TASK INSTRUCTIONS
Search the data for the string "options" and extract every line where it appears.

-- START DATA SHOWN --

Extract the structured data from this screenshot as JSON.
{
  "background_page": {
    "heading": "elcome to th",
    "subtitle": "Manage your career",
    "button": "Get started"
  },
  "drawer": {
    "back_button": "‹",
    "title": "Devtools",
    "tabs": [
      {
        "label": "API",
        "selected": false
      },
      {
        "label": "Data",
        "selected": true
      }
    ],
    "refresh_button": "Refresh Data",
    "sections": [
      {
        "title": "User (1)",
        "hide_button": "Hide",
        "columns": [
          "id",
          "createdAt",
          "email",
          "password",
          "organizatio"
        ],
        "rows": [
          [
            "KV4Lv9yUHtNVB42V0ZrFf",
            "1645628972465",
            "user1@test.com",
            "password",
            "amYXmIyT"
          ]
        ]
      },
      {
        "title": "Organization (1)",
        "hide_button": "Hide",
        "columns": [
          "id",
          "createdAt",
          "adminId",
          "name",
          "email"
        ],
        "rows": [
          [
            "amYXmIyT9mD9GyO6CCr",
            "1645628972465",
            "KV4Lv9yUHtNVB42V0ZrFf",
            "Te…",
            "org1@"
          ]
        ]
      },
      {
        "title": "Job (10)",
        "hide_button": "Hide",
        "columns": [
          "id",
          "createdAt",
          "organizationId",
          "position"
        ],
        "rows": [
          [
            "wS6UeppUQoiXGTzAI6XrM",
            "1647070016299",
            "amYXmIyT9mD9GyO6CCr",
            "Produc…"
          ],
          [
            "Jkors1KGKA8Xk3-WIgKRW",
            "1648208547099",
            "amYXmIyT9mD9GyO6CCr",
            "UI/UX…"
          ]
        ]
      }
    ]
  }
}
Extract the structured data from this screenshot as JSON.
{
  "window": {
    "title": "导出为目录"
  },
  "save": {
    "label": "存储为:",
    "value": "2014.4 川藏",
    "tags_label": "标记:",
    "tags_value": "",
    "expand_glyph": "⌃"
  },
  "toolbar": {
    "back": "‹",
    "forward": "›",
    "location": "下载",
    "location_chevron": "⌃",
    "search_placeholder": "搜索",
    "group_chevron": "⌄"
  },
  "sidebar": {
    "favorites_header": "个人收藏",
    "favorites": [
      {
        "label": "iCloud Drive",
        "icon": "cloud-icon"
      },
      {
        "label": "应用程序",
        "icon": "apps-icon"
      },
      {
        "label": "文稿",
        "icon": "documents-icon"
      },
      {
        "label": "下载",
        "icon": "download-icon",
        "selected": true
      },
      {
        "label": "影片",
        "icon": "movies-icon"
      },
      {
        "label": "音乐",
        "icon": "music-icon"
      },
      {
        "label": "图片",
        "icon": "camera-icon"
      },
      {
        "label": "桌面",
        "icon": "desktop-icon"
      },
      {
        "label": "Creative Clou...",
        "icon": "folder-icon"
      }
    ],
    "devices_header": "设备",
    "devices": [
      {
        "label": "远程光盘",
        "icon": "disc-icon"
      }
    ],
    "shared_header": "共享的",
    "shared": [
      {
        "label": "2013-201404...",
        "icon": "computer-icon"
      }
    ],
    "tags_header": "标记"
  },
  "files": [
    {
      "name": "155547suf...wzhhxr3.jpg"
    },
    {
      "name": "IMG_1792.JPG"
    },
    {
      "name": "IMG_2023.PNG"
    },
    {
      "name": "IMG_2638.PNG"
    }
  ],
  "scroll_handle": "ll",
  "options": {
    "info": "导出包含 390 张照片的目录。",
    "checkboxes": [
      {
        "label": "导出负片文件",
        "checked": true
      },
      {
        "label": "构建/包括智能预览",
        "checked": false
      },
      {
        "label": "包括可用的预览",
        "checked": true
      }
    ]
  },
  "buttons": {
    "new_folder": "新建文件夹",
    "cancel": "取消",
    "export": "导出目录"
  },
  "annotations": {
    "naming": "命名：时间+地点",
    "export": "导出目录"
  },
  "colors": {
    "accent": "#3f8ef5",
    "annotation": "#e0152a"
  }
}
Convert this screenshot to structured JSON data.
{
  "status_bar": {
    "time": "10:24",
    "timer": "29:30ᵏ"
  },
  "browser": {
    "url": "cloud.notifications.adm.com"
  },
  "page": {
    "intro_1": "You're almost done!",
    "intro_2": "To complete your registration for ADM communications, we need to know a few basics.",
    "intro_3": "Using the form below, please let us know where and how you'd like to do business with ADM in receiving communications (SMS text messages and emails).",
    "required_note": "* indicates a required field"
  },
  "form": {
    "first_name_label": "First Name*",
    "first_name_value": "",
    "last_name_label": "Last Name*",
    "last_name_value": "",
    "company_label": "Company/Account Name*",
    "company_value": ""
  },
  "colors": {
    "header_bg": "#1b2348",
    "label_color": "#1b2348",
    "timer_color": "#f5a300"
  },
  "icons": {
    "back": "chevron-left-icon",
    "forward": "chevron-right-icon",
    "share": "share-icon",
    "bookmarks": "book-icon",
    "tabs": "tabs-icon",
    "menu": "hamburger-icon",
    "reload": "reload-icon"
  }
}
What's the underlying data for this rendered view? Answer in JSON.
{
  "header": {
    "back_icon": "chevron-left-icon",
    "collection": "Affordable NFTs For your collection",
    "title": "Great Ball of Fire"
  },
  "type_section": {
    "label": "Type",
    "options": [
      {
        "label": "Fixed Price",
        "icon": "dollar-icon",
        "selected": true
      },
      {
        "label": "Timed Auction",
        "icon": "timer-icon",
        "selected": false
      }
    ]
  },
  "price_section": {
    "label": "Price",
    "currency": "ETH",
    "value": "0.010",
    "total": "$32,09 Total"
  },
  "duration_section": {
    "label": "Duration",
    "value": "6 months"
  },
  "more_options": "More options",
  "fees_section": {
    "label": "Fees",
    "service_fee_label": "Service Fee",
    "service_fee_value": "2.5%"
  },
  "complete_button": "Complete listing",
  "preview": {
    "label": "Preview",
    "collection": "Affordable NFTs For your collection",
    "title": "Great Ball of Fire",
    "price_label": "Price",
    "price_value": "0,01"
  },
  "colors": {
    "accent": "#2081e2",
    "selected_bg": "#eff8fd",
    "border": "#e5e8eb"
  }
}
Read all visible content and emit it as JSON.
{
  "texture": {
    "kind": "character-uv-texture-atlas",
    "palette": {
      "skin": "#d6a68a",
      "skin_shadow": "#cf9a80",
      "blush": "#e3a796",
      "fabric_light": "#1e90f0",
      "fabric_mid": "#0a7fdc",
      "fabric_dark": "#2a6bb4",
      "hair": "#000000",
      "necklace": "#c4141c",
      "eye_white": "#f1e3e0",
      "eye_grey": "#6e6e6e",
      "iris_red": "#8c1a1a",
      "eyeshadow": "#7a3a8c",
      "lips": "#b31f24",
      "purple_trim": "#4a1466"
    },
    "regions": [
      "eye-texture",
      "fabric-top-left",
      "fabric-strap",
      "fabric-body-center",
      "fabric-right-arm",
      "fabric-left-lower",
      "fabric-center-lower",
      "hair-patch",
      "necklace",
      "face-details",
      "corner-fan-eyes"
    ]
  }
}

-- END DATA SHOWN --

ANSWER TO THIS TASK
  "options": {
    "options": [
  "more_options": "More options",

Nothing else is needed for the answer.